-- Begin RECORD EXCERPTS --
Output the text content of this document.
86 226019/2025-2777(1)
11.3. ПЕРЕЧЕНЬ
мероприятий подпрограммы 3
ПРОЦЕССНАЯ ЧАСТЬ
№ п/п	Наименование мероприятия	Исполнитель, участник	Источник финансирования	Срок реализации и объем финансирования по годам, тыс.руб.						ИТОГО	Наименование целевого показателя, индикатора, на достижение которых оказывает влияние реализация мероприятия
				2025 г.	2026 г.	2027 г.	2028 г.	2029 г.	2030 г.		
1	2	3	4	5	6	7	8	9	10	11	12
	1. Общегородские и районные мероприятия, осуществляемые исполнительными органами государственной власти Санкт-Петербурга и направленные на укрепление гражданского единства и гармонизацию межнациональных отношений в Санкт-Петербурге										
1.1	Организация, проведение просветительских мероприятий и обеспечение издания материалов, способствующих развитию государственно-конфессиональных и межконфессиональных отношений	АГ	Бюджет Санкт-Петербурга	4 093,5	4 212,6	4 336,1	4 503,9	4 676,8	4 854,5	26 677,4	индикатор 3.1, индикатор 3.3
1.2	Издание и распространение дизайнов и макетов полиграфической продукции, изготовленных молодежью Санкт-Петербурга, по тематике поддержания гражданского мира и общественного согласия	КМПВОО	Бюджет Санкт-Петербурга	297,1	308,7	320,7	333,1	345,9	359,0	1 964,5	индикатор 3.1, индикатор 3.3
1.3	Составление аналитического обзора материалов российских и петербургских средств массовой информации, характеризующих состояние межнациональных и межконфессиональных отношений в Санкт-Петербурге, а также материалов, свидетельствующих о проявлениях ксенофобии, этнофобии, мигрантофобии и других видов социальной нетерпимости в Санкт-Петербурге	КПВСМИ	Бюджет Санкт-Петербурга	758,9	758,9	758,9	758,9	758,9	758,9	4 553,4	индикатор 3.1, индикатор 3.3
-- End RECORD EXCERPTS --
**DIRECTIONS**
Without leaving anything out, give the entries again exactly.

**RESPONSE TO THIS EXERCISE**
Output the text content of this document.
86 226019/2025-2777(1)
11.3. ПЕРЕЧЕНЬ
мероприятий подпрограммы 3
ПРОЦЕССНАЯ ЧАСТЬ
№ п/п	Наименование мероприятия	Исполнитель, участник	Источник финансирования	Срок реализации и объем финансирования по годам, тыс.руб.						ИТОГО	Наименование целевого показателя, индикатора, на достижение которых оказывает влияние реализация мероприятия
				2025 г.	2026 г.	2027 г.	2028 г.	2029 г.	2030 г.		
1	2	3	4	5	6	7	8	9	10	11	12
	1. Общегородские и районные мероприятия, осуществляемые исполнительными органами государственной власти Санкт-Петербурга и направленные на укрепление гражданского единства и гармонизацию межнациональных отношений в Санкт-Петербурге										
1.1	Организация, проведение просветительских мероприятий и обеспечение издания материалов, способствующих развитию государственно-конфессиональных и межконфессиональных отношений	АГ	Бюджет Санкт-Петербурга	4 093,5	4 212,6	4 336,1	4 503,9	4 676,8	4 854,5	26 677,4	индикатор 3.1, индикатор 3.3
1.2	Издание и распространение дизайнов и макетов полиграфической продукции, изготовленных молодежью Санкт-Петербурга, по тематике поддержания гражданского мира и общественного согласия	КМПВОО	Бюджет Санкт-Петербурга	297,1	308,7	320,7	333,1	345,9	359,0	1 964,5	индикатор 3.1, индикатор 3.3
1.3	Составление аналитического обзора материалов российских и петербургских средств массовой информации, характеризующих состояние межнациональных и межконфессиональных отношений в Санкт-Петербурге, а также материалов, свидетельствующих о проявлениях ксенофобии, этнофобии, мигрантофобии и других видов социальной нетерпимости в Санкт-Петербурге	КПВСМИ	Бюджет Санкт-Петербурга	758,9	758,9	758,9	758,9	758,9	758,9	4 553,4	индикатор 3.1, индикатор 3.3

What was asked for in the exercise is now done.